§ **Material supplied**
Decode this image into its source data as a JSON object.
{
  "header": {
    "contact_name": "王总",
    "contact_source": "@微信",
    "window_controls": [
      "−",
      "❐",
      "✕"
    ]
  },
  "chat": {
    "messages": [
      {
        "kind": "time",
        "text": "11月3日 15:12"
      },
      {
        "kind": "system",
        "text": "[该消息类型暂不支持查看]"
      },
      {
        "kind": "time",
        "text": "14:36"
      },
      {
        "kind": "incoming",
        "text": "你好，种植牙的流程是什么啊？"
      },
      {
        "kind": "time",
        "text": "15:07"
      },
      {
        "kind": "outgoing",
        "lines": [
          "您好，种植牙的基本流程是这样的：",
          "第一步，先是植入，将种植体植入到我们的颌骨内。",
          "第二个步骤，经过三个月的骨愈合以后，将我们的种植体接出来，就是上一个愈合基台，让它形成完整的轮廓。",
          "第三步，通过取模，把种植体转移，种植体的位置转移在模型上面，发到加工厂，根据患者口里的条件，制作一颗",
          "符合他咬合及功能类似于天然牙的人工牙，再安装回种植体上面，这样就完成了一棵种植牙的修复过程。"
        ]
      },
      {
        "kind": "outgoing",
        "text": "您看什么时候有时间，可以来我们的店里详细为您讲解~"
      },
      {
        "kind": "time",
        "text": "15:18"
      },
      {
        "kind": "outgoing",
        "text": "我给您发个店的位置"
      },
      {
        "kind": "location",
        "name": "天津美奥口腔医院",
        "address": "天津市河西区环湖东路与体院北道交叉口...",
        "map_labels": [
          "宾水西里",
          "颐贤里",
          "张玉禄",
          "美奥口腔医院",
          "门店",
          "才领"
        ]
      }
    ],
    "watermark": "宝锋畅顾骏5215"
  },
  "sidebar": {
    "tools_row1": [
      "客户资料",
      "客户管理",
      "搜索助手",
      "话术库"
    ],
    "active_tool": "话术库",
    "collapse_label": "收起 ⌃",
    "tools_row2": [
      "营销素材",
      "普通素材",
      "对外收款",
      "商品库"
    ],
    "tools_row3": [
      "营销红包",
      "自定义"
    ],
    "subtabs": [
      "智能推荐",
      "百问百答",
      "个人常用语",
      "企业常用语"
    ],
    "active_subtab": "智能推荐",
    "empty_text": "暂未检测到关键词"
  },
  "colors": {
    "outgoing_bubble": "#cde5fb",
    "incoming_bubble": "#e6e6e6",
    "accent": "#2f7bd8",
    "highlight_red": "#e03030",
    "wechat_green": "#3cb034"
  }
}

§ **What the task asks**
Copy out every line of the data above, exactly as given.

§ **Exercise solution**
Decode this image into its source data as a JSON object.
{
  "header": {
    "contact_name": "王总",
    "contact_source": "@微信",
    "window_controls": [
      "−",
      "❐",
      "✕"
    ]
  },
  "chat": {
    "messages": [
      {
        "kind": "time",
        "text": "11月3日 15:12"
      },
      {
        "kind": "system",
        "text": "[该消息类型暂不支持查看]"
      },
      {
        "kind": "time",
        "text": "14:36"
      },
      {
        "kind": "incoming",
        "text": "你好，种植牙的流程是什么啊？"
      },
      {
        "kind": "time",
        "text": "15:07"
      },
      {
        "kind": "outgoing",
        "lines": [
          "您好，种植牙的基本流程是这样的：",
          "第一步，先是植入，将种植体植入到我们的颌骨内。",
          "第二个步骤，经过三个月的骨愈合以后，将我们的种植体接出来，就是上一个愈合基台，让它形成完整的轮廓。",
          "第三步，通过取模，把种植体转移，种植体的位置转移在模型上面，发到加工厂，根据患者口里的条件，制作一颗",
          "符合他咬合及功能类似于天然牙的人工牙，再安装回种植体上面，这样就完成了一棵种植牙的修复过程。"
        ]
      },
      {
        "kind": "outgoing",
        "text": "您看什么时候有时间，可以来我们的店里详细为您讲解~"
      },
      {
        "kind": "time",
        "text": "15:18"
      },
      {
        "kind": "outgoing",
        "text": "我给您发个店的位置"
      },
      {
        "kind": "location",
        "name": "天津美奥口腔医院",
        "address": "天津市河西区环湖东路与体院北道交叉口...",
        "map_labels": [
          "宾水西里",
          "颐贤里",
          "张玉禄",
          "美奥口腔医院",
          "门店",
          "才领"
        ]
      }
    ],
    "watermark": "宝锋畅顾骏5215"
  },
  "sidebar": {
    "tools_row1": [
      "客户资料",
      "客户管理",
      "搜索助手",
      "话术库"
    ],
    "active_tool": "话术库",
    "collapse_label": "收起 ⌃",
    "tools_row2": [
      "营销素材",
      "普通素材",
      "对外收款",
      "商品库"
    ],
    "tools_row3": [
      "营销红包",
      "自定义"
    ],
    "subtabs": [
      "智能推荐",
      "百问百答",
      "个人常用语",
      "企业常用语"
    ],
    "active_subtab": "智能推荐",
    "empty_text": "暂未检测到关键词"
  },
  "colors": {
    "outgoing_bubble": "#cde5fb",
    "incoming_bubble": "#e6e6e6",
    "accent": "#2f7bd8",
    "highlight_red": "#e03030",
    "wechat_green": "#3cb034"
  }
}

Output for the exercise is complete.